* DIRECTION: Extract every line that includes the string "patrz".

* INPUT:
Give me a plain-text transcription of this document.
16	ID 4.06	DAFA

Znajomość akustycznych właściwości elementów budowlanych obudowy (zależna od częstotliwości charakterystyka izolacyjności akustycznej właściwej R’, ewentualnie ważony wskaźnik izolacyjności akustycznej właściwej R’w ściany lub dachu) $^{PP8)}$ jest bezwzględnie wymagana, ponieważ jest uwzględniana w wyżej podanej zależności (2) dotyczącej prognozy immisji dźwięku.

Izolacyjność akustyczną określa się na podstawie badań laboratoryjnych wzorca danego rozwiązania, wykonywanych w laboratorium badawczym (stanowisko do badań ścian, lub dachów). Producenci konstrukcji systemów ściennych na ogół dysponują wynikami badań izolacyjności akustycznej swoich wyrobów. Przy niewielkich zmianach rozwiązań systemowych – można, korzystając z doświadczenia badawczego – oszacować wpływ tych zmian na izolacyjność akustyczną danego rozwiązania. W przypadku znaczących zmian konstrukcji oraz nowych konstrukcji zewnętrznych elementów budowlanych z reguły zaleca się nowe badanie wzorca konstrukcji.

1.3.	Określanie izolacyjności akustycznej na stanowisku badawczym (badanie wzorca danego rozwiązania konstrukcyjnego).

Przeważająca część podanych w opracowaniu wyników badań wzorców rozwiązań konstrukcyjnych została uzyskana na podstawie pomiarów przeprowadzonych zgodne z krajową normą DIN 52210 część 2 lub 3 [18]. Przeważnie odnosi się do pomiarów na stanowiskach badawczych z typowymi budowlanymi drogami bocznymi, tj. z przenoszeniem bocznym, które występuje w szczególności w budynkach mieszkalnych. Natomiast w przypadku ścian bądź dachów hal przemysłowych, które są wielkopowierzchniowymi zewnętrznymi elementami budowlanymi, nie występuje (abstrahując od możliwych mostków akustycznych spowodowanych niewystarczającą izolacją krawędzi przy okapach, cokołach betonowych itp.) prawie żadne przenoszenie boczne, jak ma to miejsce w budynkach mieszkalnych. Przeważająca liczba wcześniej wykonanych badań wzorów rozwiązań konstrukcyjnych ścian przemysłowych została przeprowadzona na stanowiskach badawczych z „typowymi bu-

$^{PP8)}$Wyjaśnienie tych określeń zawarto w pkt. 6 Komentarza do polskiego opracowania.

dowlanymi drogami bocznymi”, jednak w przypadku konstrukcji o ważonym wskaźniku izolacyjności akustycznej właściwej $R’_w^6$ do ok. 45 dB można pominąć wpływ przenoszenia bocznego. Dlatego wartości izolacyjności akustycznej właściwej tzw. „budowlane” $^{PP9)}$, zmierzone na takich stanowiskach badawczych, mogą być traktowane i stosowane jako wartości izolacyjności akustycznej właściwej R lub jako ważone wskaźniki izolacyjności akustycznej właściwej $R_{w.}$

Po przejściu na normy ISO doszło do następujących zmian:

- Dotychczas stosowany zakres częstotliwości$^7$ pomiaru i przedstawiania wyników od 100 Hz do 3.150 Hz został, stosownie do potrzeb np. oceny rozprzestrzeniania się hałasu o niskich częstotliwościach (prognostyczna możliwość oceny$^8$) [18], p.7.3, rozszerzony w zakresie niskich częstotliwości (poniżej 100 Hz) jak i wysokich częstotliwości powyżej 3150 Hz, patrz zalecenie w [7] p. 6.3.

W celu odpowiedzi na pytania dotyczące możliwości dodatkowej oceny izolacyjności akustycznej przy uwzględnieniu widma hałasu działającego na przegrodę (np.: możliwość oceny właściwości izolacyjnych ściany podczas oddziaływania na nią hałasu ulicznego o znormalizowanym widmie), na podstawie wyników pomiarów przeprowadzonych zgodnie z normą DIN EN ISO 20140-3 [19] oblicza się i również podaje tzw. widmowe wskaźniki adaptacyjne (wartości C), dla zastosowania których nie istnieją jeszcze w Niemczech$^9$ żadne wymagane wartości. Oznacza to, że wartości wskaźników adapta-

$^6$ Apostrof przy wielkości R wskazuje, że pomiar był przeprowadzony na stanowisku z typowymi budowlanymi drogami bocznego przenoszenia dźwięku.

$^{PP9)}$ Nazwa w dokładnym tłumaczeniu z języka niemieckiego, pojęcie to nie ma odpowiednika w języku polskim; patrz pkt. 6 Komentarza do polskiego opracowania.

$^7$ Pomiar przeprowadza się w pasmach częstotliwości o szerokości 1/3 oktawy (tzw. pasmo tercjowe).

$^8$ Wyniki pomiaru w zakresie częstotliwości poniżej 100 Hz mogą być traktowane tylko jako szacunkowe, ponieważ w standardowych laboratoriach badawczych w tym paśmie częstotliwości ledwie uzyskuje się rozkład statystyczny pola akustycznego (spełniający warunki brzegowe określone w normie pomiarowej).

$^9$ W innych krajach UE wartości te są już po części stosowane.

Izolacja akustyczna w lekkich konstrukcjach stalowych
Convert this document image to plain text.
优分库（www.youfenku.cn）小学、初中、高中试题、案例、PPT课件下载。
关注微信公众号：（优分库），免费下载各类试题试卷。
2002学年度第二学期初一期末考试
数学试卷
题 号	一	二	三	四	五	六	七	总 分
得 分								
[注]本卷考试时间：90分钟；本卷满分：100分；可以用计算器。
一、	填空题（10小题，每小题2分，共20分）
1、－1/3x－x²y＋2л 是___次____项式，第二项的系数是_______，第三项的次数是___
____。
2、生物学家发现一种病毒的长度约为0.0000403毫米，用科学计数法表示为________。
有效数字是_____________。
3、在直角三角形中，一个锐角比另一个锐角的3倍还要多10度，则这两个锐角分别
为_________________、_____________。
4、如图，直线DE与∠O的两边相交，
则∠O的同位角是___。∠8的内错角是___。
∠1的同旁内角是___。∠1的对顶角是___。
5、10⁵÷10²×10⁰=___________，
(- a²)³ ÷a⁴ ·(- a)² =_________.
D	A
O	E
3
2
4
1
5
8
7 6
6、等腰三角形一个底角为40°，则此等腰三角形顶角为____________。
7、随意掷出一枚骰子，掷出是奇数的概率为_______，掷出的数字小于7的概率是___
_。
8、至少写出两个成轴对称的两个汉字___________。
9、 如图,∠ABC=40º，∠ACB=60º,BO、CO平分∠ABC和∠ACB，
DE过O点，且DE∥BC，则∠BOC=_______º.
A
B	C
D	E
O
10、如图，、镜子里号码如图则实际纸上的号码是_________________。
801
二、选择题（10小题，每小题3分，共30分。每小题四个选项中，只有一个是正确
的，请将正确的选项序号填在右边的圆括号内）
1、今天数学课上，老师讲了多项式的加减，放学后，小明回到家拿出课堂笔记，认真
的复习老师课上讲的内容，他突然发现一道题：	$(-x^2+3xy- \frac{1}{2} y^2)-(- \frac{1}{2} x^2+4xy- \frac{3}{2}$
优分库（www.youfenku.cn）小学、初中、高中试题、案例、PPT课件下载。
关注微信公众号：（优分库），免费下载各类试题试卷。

* REPLY:
- Dotychczas stosowany zakres częstotliwości$^7$ pomiaru i przedstawiania wyników od 100 Hz do 3.150 Hz został, stosownie do potrzeb np. oceny rozprzestrzeniania się hałasu o niskich częstotliwościach (prognostyczna możliwość oceny$^8$) [18], p.7.3, rozszerzony w zakresie niskich częstotliwości (poniżej 100 Hz) jak i wysokich częstotliwości powyżej 3150 Hz, patrz zalecenie w [7] p. 6.3.
$^{PP9)}$ Nazwa w dokładnym tłumaczeniu z języka niemieckiego, pojęcie to nie ma odpowiednika w języku polskim; patrz pkt. 6 Komentarza do polskiego opracowania.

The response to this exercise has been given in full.